EXERCISE
Copy the rows below word for word, leaving out the pictures.

Stored items
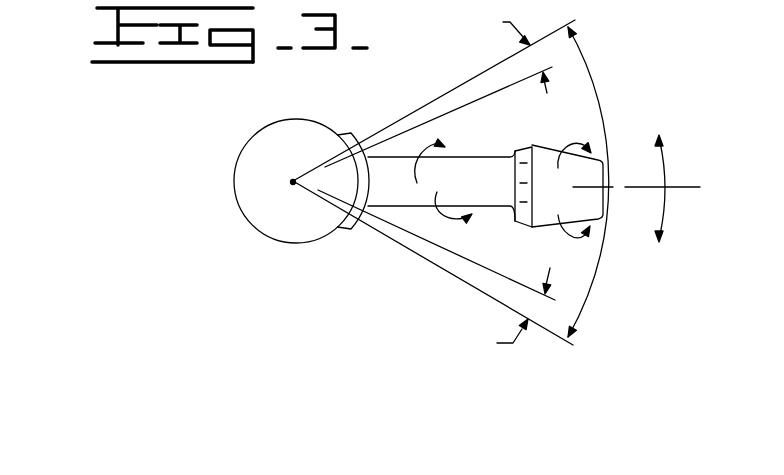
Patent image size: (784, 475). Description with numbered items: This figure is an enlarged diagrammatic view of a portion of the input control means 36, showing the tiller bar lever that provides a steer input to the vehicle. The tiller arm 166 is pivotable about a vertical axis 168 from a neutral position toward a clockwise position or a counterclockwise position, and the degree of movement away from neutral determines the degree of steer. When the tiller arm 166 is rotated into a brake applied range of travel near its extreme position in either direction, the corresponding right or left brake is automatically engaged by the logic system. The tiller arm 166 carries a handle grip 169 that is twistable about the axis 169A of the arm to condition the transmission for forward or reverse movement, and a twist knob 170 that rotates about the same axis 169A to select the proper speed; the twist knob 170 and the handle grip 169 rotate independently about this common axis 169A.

The input control means 36 is at (235, 106).
The vertical axis 168 is at (293, 182).
The handle grip 169 is at (468, 155).
The twist knob 170 is at (552, 143).
The tiller arm 166 is at (400, 276).
The axis of the tiller arm 169A is at (637, 188).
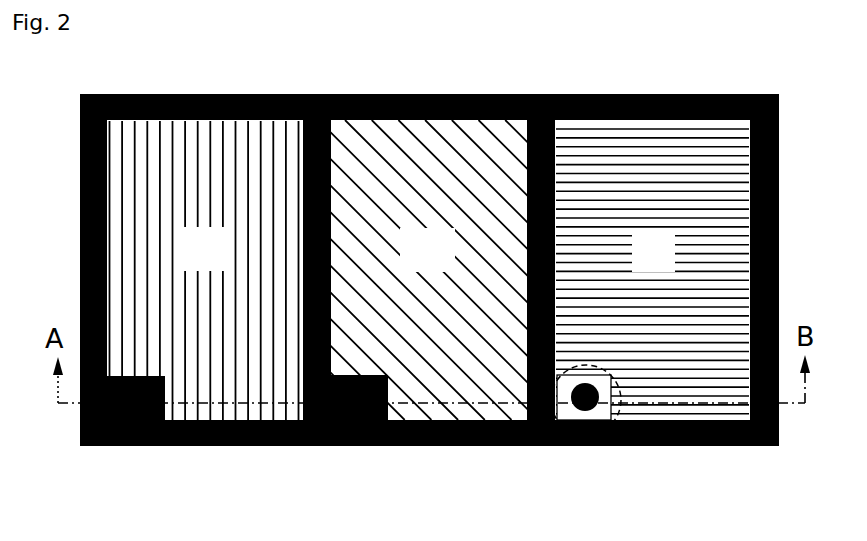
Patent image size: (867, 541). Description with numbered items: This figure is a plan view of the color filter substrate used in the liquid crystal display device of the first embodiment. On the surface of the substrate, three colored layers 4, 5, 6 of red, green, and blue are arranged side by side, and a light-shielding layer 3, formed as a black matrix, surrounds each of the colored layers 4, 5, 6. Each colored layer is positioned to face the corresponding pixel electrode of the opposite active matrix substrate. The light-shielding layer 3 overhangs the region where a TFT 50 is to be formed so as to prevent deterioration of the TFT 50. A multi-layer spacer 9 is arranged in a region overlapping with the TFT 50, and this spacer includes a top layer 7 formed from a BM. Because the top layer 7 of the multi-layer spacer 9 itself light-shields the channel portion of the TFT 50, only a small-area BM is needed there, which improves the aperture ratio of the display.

The light-shielding layer 3 is at (779, 230).
The colored layer 4 is at (212, 136).
The colored layer 5 is at (435, 134).
The colored layer 6 is at (658, 137).
The top layer 7 is at (564, 446).
The multi-layer spacer 9 is at (606, 446).
The TFT 50 is at (623, 444).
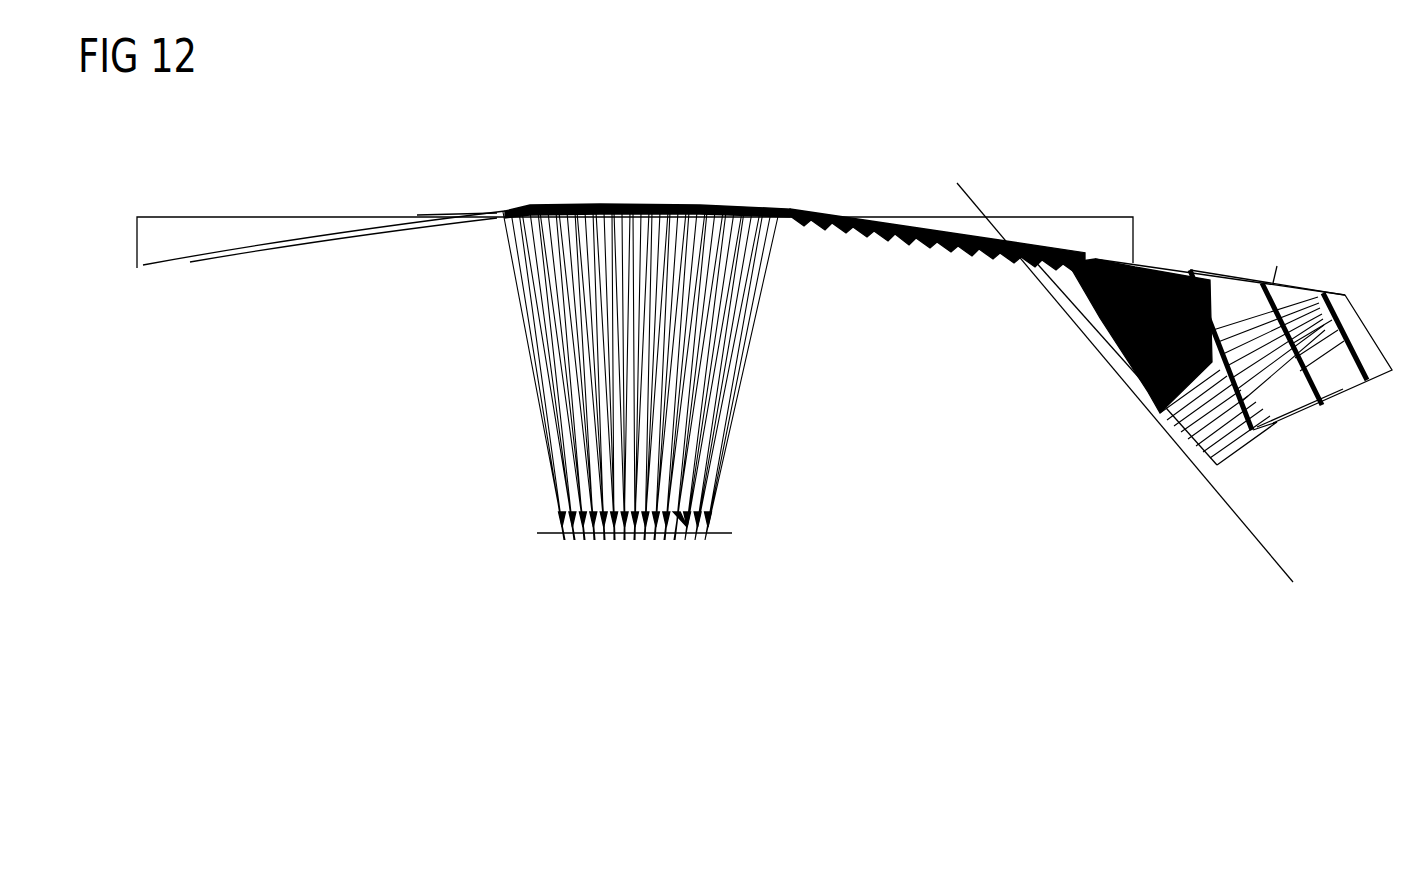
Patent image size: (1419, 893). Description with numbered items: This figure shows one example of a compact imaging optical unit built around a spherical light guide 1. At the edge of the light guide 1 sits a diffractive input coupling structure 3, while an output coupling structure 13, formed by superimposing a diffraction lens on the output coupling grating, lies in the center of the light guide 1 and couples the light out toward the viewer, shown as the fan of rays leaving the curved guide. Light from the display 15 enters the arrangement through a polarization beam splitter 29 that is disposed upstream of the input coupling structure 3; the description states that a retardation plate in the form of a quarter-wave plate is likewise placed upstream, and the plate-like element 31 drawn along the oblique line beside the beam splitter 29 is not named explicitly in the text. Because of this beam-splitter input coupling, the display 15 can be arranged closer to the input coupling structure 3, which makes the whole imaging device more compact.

The light guide 1 is at (876, 215).
The input coupling structure 3 is at (1110, 250).
The output coupling structure 13 is at (632, 185).
The display 15 is at (1347, 395).
The polarization beam splitter 29 is at (1233, 445).
The plate 31 is at (1173, 428).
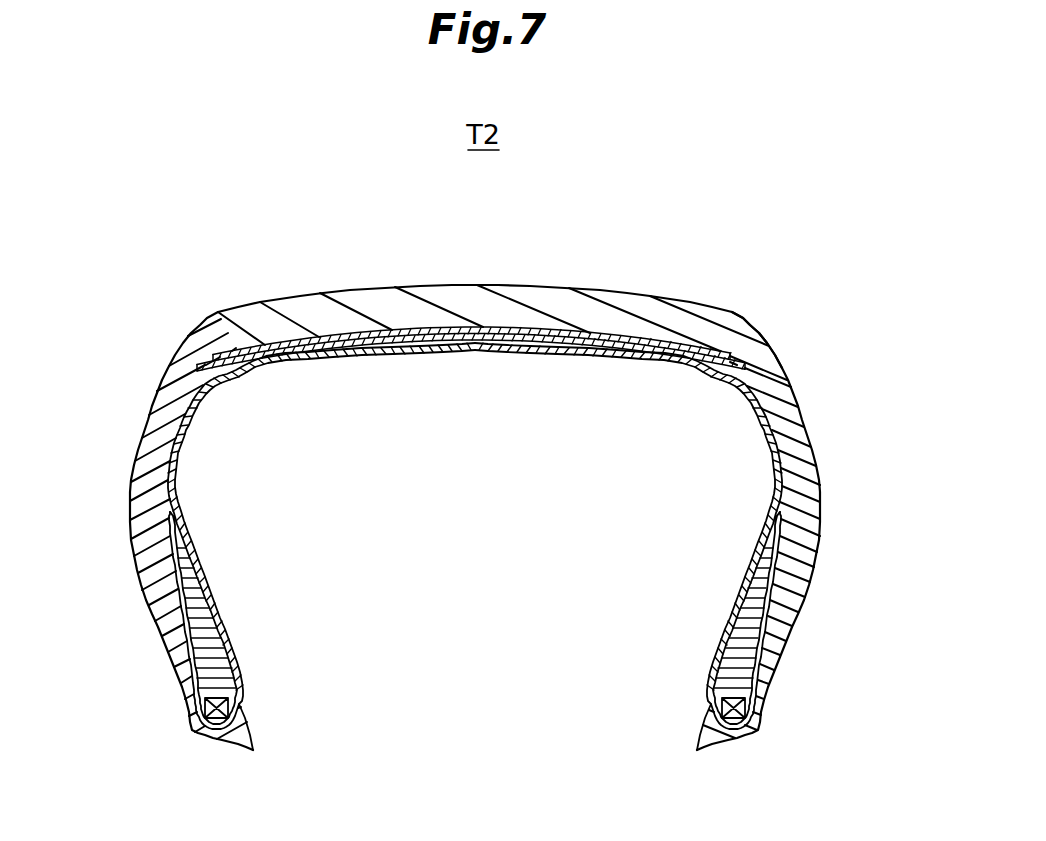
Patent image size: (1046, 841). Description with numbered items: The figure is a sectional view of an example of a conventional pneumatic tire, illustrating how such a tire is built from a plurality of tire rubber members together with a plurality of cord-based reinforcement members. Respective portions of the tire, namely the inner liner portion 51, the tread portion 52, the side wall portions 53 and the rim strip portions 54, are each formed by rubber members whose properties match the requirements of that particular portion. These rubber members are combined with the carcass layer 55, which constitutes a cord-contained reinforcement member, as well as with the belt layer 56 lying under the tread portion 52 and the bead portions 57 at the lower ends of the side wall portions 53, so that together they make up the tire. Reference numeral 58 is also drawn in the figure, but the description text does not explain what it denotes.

The inner liner portion 51 is at (488, 351).
The tread portion 52 is at (456, 308).
The side wall portions 53 is at (155, 432).
The rim strip portions 54 is at (163, 607).
The carcass layer 55 is at (743, 600).
The belt layer 56 is at (358, 337).
The bead portions 57 is at (228, 709).
The shoulder portion 58 is at (765, 365).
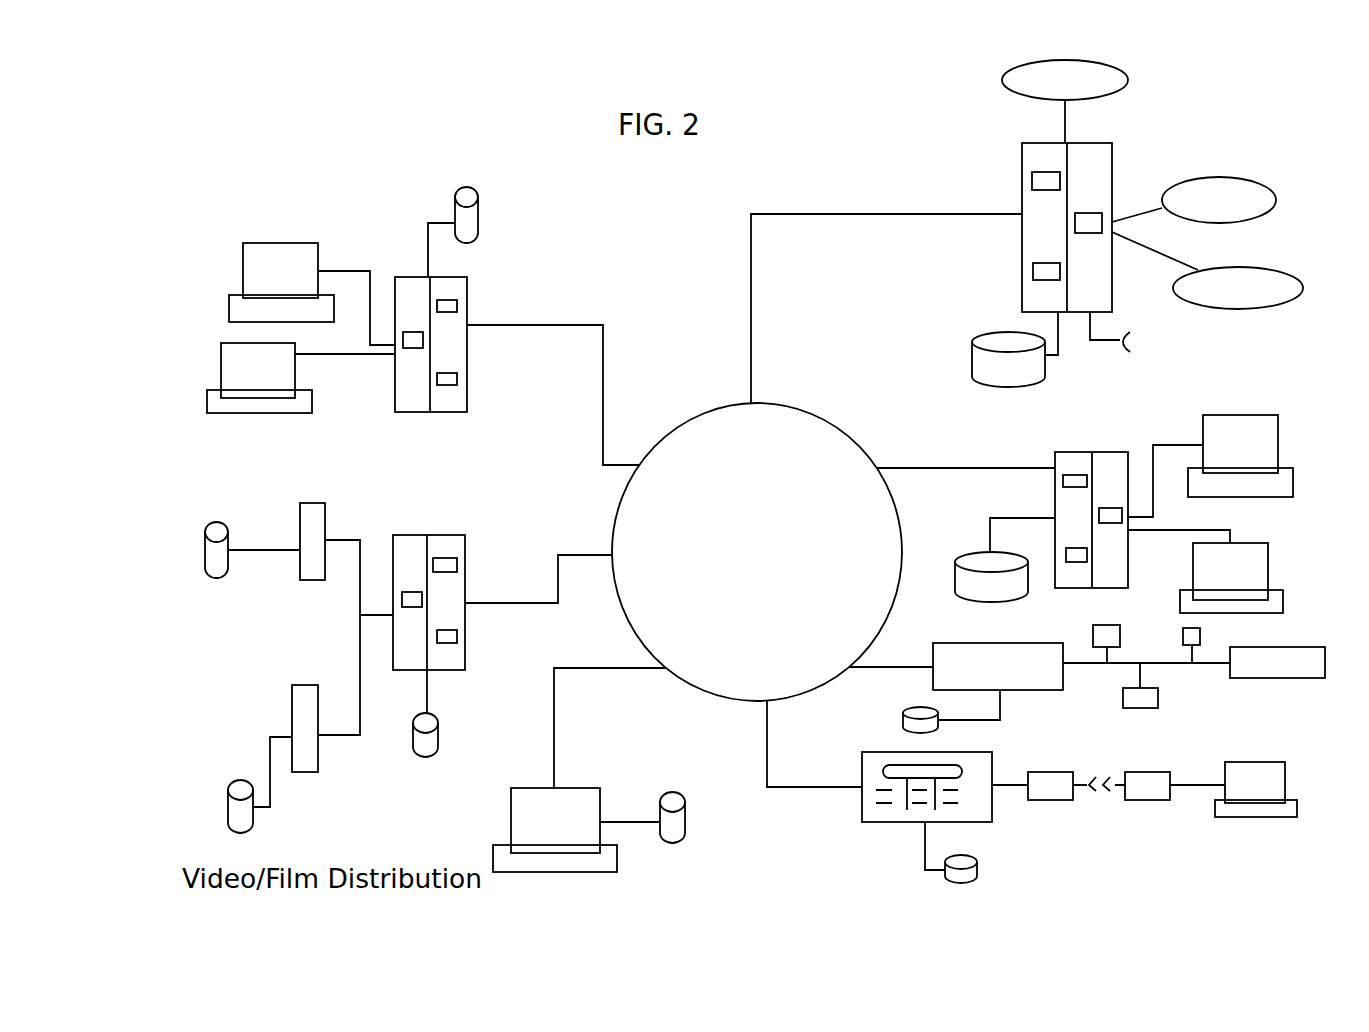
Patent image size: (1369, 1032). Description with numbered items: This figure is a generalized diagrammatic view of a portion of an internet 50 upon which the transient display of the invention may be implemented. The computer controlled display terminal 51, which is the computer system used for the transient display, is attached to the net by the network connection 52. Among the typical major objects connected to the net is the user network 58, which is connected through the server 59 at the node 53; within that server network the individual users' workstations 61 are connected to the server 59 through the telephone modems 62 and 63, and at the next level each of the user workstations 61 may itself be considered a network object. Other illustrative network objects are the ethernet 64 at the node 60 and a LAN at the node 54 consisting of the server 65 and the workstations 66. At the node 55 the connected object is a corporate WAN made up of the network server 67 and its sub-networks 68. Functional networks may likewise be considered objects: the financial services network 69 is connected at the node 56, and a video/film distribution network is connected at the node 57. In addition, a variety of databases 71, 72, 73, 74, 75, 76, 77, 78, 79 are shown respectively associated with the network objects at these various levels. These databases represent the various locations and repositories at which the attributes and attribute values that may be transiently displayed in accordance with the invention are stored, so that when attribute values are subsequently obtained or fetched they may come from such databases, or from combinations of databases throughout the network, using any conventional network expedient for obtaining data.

The Internet 50 is at (703, 452).
The computer controlled display terminal 51 is at (567, 872).
The connection 52 is at (555, 753).
The node 53 is at (765, 700).
The node 54 is at (875, 468).
The node 55 is at (752, 404).
The node 56 is at (641, 467).
The node 57 is at (613, 553).
The user network 58 is at (1050, 800).
The server 59 is at (862, 820).
The node 60 is at (850, 667).
The workstations 61 is at (1257, 763).
The telephone modem 62 is at (1142, 798).
The telephone modem 63 is at (1050, 785).
The ethernet 64 is at (982, 662).
The server 65 is at (1072, 462).
The workstations 66 is at (1255, 415).
The network server 67 is at (1038, 160).
The sub-networks 68 is at (1043, 82).
The financial services network 69 is at (372, 245).
The database 71 is at (687, 817).
The database 72 is at (903, 713).
The database 73 is at (975, 585).
The database 74 is at (1018, 385).
The database 75 is at (977, 877).
The database 76 is at (480, 207).
The database 77 is at (423, 757).
The database 78 is at (238, 808).
The database 79 is at (220, 565).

RIGHT ANSWER
Patent image size: (784, 475). Description with numbered items: This figure is an enlarged diagrammatic view of a portion of the input control means 36, showing the tiller bar lever that provides a steer input to the vehicle. The tiller arm 166 is pivotable about a vertical axis 168 from a neutral position toward a clockwise position or a counterclockwise position, and the degree of movement away from neutral determines the degree of steer. When the tiller arm 166 is rotated into a brake applied range of travel near its extreme position in either direction, the corresponding right or left brake is automatically engaged by the logic system. The tiller arm 166 carries a handle grip 169 that is twistable about the axis 169A of the arm to condition the transmission for forward or reverse movement, and a twist knob 170 that rotates about the same axis 169A to select the proper speed; the twist knob 170 and the handle grip 169 rotate independently about this common axis 169A.

The input control means 36 is at (235, 106).
The vertical axis 168 is at (293, 182).
The handle grip 169 is at (468, 155).
The twist knob 170 is at (552, 143).
The tiller arm 166 is at (400, 276).
The axis of the tiller arm 169A is at (637, 188).
Patent image size: (867, 541). Description with numbered items: This figure is a plan view of the color filter substrate used in the liquid crystal display device of the first embodiment. On the surface of the substrate, three colored layers 4, 5, 6 of red, green, and blue are arranged side by side, and a light-shielding layer 3, formed as a black matrix, surrounds each of the colored layers 4, 5, 6. Each colored layer is positioned to face the corresponding pixel electrode of the opposite active matrix substrate. The light-shielding layer 3 overhangs the region where a TFT 50 is to be formed so as to prevent deterioration of the TFT 50. A multi-layer spacer 9 is arranged in a region overlapping with the TFT 50, and this spacer includes a top layer 7 formed from a BM. Because the top layer 7 of the multi-layer spacer 9 itself light-shields the channel portion of the TFT 50, only a small-area BM is needed there, which improves the aperture ratio of the display.

The light-shielding layer 3 is at (779, 230).
The colored layer 4 is at (212, 136).
The colored layer 5 is at (435, 134).
The colored layer 6 is at (658, 137).
The top layer 7 is at (564, 446).
The multi-layer spacer 9 is at (606, 446).
The TFT 50 is at (623, 444).
Patent image size: (1419, 893). Description with numbered items: This figure shows one example of a compact imaging optical unit built around a spherical light guide 1. At the edge of the light guide 1 sits a diffractive input coupling structure 3, while an output coupling structure 13, formed by superimposing a diffraction lens on the output coupling grating, lies in the center of the light guide 1 and couples the light out toward the viewer, shown as the fan of rays leaving the curved guide. Light from the display 15 enters the arrangement through a polarization beam splitter 29 that is disposed upstream of the input coupling structure 3; the description states that a retardation plate in the form of a quarter-wave plate is likewise placed upstream, and the plate-like element 31 drawn along the oblique line beside the beam splitter 29 is not named explicitly in the text. Because of this beam-splitter input coupling, the display 15 can be arranged closer to the input coupling structure 3, which makes the whole imaging device more compact.

The light guide 1 is at (876, 215).
The input coupling structure 3 is at (1110, 250).
The output coupling structure 13 is at (632, 185).
The display 15 is at (1347, 395).
The polarization beam splitter 29 is at (1233, 445).
The plate 31 is at (1173, 428).
Patent image size: (1046, 841). Description with numbered items: The figure is a sectional view of an example of a conventional pneumatic tire, illustrating how such a tire is built from a plurality of tire rubber members together with a plurality of cord-based reinforcement members. Respective portions of the tire, namely the inner liner portion 51, the tread portion 52, the side wall portions 53 and the rim strip portions 54, are each formed by rubber members whose properties match the requirements of that particular portion. These rubber members are combined with the carcass layer 55, which constitutes a cord-contained reinforcement member, as well as with the belt layer 56 lying under the tread portion 52 and the bead portions 57 at the lower ends of the side wall portions 53, so that together they make up the tire. Reference numeral 58 is also drawn in the figure, but the description text does not explain what it denotes.

The inner liner portion 51 is at (488, 351).
The tread portion 52 is at (456, 308).
The side wall portions 53 is at (155, 432).
The rim strip portions 54 is at (163, 607).
The carcass layer 55 is at (743, 600).
The belt layer 56 is at (358, 337).
The bead portions 57 is at (228, 709).
The shoulder portion 58 is at (765, 365).
Patent image size: (1369, 1032). Description with numbered items: This figure is a generalized diagrammatic view of a portion of an internet 50 upon which the transient display of the invention may be implemented. The computer controlled display terminal 51, which is the computer system used for the transient display, is attached to the net by the network connection 52. Among the typical major objects connected to the net is the user network 58, which is connected through the server 59 at the node 53; within that server network the individual users' workstations 61 are connected to the server 59 through the telephone modems 62 and 63, and at the next level each of the user workstations 61 may itself be considered a network object. Other illustrative network objects are the ethernet 64 at the node 60 and a LAN at the node 54 consisting of the server 65 and the workstations 66. At the node 55 the connected object is a corporate WAN made up of the network server 67 and its sub-networks 68. Functional networks may likewise be considered objects: the financial services network 69 is connected at the node 56, and a video/film distribution network is connected at the node 57. In addition, a variety of databases 71, 72, 73, 74, 75, 76, 77, 78, 79 are shown respectively associated with the network objects at these various levels. These databases represent the various locations and repositories at which the attributes and attribute values that may be transiently displayed in accordance with the invention are stored, so that when attribute values are subsequently obtained or fetched they may come from such databases, or from combinations of databases throughout the network, using any conventional network expedient for obtaining data.

The Internet 50 is at (703, 452).
The computer controlled display terminal 51 is at (567, 872).
The connection 52 is at (555, 753).
The node 53 is at (765, 700).
The node 54 is at (875, 468).
The node 55 is at (752, 404).
The node 56 is at (641, 467).
The node 57 is at (613, 553).
The user network 58 is at (1050, 800).
The server 59 is at (862, 820).
The node 60 is at (850, 667).
The workstations 61 is at (1257, 763).
The telephone modem 62 is at (1142, 798).
The telephone modem 63 is at (1050, 785).
The ethernet 64 is at (982, 662).
The server 65 is at (1072, 462).
The workstations 66 is at (1255, 415).
The network server 67 is at (1038, 160).
The sub-networks 68 is at (1043, 82).
The financial services network 69 is at (372, 245).
The database 71 is at (687, 817).
The database 72 is at (903, 713).
The database 73 is at (975, 585).
The database 74 is at (1018, 385).
The database 75 is at (977, 877).
The database 76 is at (480, 207).
The database 77 is at (423, 757).
The database 78 is at (238, 808).
The database 79 is at (220, 565).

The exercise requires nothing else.